• EXERCISE TASK:
Your task is to copy every line of the records below that contains "buoy".

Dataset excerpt
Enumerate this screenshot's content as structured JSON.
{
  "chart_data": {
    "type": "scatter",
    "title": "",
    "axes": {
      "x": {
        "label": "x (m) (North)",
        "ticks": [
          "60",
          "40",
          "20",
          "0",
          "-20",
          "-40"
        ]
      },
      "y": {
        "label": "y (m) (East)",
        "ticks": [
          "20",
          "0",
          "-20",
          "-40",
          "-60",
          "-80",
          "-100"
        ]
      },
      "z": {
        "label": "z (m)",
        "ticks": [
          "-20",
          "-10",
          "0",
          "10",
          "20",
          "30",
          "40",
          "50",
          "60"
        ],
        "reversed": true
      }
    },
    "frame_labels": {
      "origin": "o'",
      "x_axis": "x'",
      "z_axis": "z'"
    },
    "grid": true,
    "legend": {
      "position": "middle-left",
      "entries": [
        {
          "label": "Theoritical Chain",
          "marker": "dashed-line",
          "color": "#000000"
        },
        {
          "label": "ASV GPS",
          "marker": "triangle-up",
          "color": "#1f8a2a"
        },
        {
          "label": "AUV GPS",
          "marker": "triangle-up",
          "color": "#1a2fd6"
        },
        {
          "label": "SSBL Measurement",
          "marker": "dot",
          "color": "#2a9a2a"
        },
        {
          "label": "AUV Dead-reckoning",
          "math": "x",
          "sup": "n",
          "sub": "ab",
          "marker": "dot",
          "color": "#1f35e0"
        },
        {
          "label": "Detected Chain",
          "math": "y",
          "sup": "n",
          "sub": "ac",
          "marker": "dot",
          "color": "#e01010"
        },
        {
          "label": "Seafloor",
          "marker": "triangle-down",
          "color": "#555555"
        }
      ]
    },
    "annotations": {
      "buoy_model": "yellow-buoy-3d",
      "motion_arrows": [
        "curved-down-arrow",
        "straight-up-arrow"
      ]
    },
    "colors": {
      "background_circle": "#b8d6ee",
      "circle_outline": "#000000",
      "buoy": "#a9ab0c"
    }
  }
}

• EXPECTED ANSWER:
      "buoy_model": "yellow-buoy-3d",
      "buoy": "#a9ab0c"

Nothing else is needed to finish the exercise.